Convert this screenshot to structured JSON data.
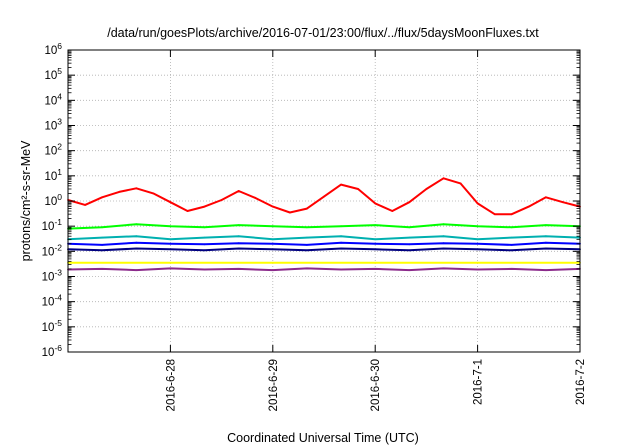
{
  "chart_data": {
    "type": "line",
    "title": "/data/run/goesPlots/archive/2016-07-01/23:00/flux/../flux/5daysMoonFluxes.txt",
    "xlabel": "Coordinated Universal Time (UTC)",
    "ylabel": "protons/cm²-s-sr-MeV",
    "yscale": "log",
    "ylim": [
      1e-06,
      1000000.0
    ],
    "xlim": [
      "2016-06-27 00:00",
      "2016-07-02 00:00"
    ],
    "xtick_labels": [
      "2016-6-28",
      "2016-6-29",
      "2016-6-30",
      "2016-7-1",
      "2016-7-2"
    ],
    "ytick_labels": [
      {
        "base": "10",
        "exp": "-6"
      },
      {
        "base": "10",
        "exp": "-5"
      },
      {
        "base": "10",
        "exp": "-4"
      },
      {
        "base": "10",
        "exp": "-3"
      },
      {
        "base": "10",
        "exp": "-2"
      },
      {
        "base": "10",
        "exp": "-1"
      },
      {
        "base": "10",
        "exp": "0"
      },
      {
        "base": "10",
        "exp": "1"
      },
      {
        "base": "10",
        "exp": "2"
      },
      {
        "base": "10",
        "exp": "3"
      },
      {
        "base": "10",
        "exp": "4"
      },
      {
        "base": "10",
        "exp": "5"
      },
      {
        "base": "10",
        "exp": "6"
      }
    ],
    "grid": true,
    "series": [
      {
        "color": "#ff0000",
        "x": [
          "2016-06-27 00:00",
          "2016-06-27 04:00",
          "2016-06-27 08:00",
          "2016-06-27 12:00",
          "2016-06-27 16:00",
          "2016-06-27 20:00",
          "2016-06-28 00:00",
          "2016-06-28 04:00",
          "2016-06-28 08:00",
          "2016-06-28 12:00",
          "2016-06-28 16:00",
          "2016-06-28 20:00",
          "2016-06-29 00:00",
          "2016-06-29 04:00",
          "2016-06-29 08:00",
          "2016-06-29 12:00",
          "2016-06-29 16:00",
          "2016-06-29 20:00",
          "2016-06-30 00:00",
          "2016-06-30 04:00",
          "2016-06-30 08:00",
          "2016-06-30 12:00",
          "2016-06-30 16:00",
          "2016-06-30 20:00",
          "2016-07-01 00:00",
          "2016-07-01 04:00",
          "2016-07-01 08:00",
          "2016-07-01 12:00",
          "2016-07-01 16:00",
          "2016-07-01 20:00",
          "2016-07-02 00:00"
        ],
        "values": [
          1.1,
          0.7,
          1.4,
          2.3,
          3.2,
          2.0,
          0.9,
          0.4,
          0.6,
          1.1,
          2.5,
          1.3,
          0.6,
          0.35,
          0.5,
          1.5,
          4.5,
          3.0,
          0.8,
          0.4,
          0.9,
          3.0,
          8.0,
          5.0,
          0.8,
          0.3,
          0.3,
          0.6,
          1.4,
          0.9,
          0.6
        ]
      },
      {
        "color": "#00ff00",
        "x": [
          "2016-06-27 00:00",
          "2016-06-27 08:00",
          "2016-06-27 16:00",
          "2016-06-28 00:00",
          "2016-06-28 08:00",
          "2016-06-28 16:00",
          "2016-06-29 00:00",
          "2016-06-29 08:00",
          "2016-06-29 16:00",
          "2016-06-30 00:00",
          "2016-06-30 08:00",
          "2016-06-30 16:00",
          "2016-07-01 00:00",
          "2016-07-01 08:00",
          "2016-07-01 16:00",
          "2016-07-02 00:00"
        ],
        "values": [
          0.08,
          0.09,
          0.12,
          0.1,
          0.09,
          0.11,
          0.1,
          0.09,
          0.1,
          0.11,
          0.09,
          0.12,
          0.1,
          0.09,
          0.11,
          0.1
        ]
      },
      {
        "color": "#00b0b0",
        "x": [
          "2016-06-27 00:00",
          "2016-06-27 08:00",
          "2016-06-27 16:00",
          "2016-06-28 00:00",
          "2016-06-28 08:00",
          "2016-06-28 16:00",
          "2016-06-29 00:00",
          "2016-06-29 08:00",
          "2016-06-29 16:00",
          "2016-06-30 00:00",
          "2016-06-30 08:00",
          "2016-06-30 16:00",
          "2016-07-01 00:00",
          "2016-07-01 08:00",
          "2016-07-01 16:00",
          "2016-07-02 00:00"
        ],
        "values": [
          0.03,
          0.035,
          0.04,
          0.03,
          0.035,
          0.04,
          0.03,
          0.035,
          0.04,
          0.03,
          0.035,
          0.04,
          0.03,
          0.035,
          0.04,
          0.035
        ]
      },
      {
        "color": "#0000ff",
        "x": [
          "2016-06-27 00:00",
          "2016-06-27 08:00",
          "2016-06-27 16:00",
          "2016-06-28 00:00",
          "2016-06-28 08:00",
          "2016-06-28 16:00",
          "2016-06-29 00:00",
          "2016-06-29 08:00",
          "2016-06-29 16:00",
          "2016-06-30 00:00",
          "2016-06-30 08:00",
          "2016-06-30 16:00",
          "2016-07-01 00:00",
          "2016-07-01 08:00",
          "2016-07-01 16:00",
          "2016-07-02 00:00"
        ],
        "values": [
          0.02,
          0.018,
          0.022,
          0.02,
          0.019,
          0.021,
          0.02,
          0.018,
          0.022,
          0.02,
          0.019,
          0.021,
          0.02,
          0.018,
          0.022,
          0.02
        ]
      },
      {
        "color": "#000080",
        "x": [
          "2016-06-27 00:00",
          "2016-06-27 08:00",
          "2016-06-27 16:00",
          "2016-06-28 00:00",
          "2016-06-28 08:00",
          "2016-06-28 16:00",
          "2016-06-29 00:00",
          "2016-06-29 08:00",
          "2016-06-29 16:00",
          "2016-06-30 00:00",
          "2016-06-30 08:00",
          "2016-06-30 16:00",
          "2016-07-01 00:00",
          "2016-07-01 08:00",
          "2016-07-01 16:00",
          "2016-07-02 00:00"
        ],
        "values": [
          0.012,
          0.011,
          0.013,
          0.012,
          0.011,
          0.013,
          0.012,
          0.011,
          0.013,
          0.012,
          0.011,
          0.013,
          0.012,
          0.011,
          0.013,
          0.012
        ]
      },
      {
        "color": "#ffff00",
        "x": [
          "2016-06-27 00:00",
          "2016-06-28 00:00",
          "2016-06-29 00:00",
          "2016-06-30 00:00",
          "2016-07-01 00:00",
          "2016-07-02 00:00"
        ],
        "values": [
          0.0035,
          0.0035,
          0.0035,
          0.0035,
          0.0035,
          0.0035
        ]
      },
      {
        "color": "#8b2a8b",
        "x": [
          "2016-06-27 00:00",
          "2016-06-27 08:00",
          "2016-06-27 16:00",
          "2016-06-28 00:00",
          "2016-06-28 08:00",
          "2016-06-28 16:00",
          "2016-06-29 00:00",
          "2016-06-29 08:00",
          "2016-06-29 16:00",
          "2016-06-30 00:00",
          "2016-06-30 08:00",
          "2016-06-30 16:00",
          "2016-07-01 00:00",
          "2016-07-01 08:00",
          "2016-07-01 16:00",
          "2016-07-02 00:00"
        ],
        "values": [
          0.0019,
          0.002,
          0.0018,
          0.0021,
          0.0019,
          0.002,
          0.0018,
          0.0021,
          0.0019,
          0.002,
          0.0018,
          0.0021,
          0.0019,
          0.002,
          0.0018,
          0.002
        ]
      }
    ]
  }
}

______

Copy each line of the records precisely and drop any images they hold.

RESULT OF THE EXERCISE
Convert this screenshot to structured JSON data.
{
  "chart_data": {
    "type": "line",
    "title": "/data/run/goesPlots/archive/2016-07-01/23:00/flux/../flux/5daysMoonFluxes.txt",
    "xlabel": "Coordinated Universal Time (UTC)",
    "ylabel": "protons/cm²-s-sr-MeV",
    "yscale": "log",
    "ylim": [
      1e-06,
      1000000.0
    ],
    "xlim": [
      "2016-06-27 00:00",
      "2016-07-02 00:00"
    ],
    "xtick_labels": [
      "2016-6-28",
      "2016-6-29",
      "2016-6-30",
      "2016-7-1",
      "2016-7-2"
    ],
    "ytick_labels": [
      {
        "base": "10",
        "exp": "-6"
      },
      {
        "base": "10",
        "exp": "-5"
      },
      {
        "base": "10",
        "exp": "-4"
      },
      {
        "base": "10",
        "exp": "-3"
      },
      {
        "base": "10",
        "exp": "-2"
      },
      {
        "base": "10",
        "exp": "-1"
      },
      {
        "base": "10",
        "exp": "0"
      },
      {
        "base": "10",
        "exp": "1"
      },
      {
        "base": "10",
        "exp": "2"
      },
      {
        "base": "10",
        "exp": "3"
      },
      {
        "base": "10",
        "exp": "4"
      },
      {
        "base": "10",
        "exp": "5"
      },
      {
        "base": "10",
        "exp": "6"
      }
    ],
    "grid": true,
    "series": [
      {
        "color": "#ff0000",
        "x": [
          "2016-06-27 00:00",
          "2016-06-27 04:00",
          "2016-06-27 08:00",
          "2016-06-27 12:00",
          "2016-06-27 16:00",
          "2016-06-27 20:00",
          "2016-06-28 00:00",
          "2016-06-28 04:00",
          "2016-06-28 08:00",
          "2016-06-28 12:00",
          "2016-06-28 16:00",
          "2016-06-28 20:00",
          "2016-06-29 00:00",
          "2016-06-29 04:00",
          "2016-06-29 08:00",
          "2016-06-29 12:00",
          "2016-06-29 16:00",
          "2016-06-29 20:00",
          "2016-06-30 00:00",
          "2016-06-30 04:00",
          "2016-06-30 08:00",
          "2016-06-30 12:00",
          "2016-06-30 16:00",
          "2016-06-30 20:00",
          "2016-07-01 00:00",
          "2016-07-01 04:00",
          "2016-07-01 08:00",
          "2016-07-01 12:00",
          "2016-07-01 16:00",
          "2016-07-01 20:00",
          "2016-07-02 00:00"
        ],
        "values": [
          1.1,
          0.7,
          1.4,
          2.3,
          3.2,
          2.0,
          0.9,
          0.4,
          0.6,
          1.1,
          2.5,
          1.3,
          0.6,
          0.35,
          0.5,
          1.5,
          4.5,
          3.0,
          0.8,
          0.4,
          0.9,
          3.0,
          8.0,
          5.0,
          0.8,
          0.3,
          0.3,
          0.6,
          1.4,
          0.9,
          0.6
        ]
      },
      {
        "color": "#00ff00",
        "x": [
          "2016-06-27 00:00",
          "2016-06-27 08:00",
          "2016-06-27 16:00",
          "2016-06-28 00:00",
          "2016-06-28 08:00",
          "2016-06-28 16:00",
          "2016-06-29 00:00",
          "2016-06-29 08:00",
          "2016-06-29 16:00",
          "2016-06-30 00:00",
          "2016-06-30 08:00",
          "2016-06-30 16:00",
          "2016-07-01 00:00",
          "2016-07-01 08:00",
          "2016-07-01 16:00",
          "2016-07-02 00:00"
        ],
        "values": [
          0.08,
          0.09,
          0.12,
          0.1,
          0.09,
          0.11,
          0.1,
          0.09,
          0.1,
          0.11,
          0.09,
          0.12,
          0.1,
          0.09,
          0.11,
          0.1
        ]
      },
      {
        "color": "#00b0b0",
        "x": [
          "2016-06-27 00:00",
          "2016-06-27 08:00",
          "2016-06-27 16:00",
          "2016-06-28 00:00",
          "2016-06-28 08:00",
          "2016-06-28 16:00",
          "2016-06-29 00:00",
          "2016-06-29 08:00",
          "2016-06-29 16:00",
          "2016-06-30 00:00",
          "2016-06-30 08:00",
          "2016-06-30 16:00",
          "2016-07-01 00:00",
          "2016-07-01 08:00",
          "2016-07-01 16:00",
          "2016-07-02 00:00"
        ],
        "values": [
          0.03,
          0.035,
          0.04,
          0.03,
          0.035,
          0.04,
          0.03,
          0.035,
          0.04,
          0.03,
          0.035,
          0.04,
          0.03,
          0.035,
          0.04,
          0.035
        ]
      },
      {
        "color": "#0000ff",
        "x": [
          "2016-06-27 00:00",
          "2016-06-27 08:00",
          "2016-06-27 16:00",
          "2016-06-28 00:00",
          "2016-06-28 08:00",
          "2016-06-28 16:00",
          "2016-06-29 00:00",
          "2016-06-29 08:00",
          "2016-06-29 16:00",
          "2016-06-30 00:00",
          "2016-06-30 08:00",
          "2016-06-30 16:00",
          "2016-07-01 00:00",
          "2016-07-01 08:00",
          "2016-07-01 16:00",
          "2016-07-02 00:00"
        ],
        "values": [
          0.02,
          0.018,
          0.022,
          0.02,
          0.019,
          0.021,
          0.02,
          0.018,
          0.022,
          0.02,
          0.019,
          0.021,
          0.02,
          0.018,
          0.022,
          0.02
        ]
      },
      {
        "color": "#000080",
        "x": [
          "2016-06-27 00:00",
          "2016-06-27 08:00",
          "2016-06-27 16:00",
          "2016-06-28 00:00",
          "2016-06-28 08:00",
          "2016-06-28 16:00",
          "2016-06-29 00:00",
          "2016-06-29 08:00",
          "2016-06-29 16:00",
          "2016-06-30 00:00",
          "2016-06-30 08:00",
          "2016-06-30 16:00",
          "2016-07-01 00:00",
          "2016-07-01 08:00",
          "2016-07-01 16:00",
          "2016-07-02 00:00"
        ],
        "values": [
          0.012,
          0.011,
          0.013,
          0.012,
          0.011,
          0.013,
          0.012,
          0.011,
          0.013,
          0.012,
          0.011,
          0.013,
          0.012,
          0.011,
          0.013,
          0.012
        ]
      },
      {
        "color": "#ffff00",
        "x": [
          "2016-06-27 00:00",
          "2016-06-28 00:00",
          "2016-06-29 00:00",
          "2016-06-30 00:00",
          "2016-07-01 00:00",
          "2016-07-02 00:00"
        ],
        "values": [
          0.0035,
          0.0035,
          0.0035,
          0.0035,
          0.0035,
          0.0035
        ]
      },
      {
        "color": "#8b2a8b",
        "x": [
          "2016-06-27 00:00",
          "2016-06-27 08:00",
          "2016-06-27 16:00",
          "2016-06-28 00:00",
          "2016-06-28 08:00",
          "2016-06-28 16:00",
          "2016-06-29 00:00",
          "2016-06-29 08:00",
          "2016-06-29 16:00",
          "2016-06-30 00:00",
          "2016-06-30 08:00",
          "2016-06-30 16:00",
          "2016-07-01 00:00",
          "2016-07-01 08:00",
          "2016-07-01 16:00",
          "2016-07-02 00:00"
        ],
        "values": [
          0.0019,
          0.002,
          0.0018,
          0.0021,
          0.0019,
          0.002,
          0.0018,
          0.0021,
          0.0019,
          0.002,
          0.0018,
          0.0021,
          0.0019,
          0.002,
          0.0018,
          0.002
        ]
      }
    ]
  }
}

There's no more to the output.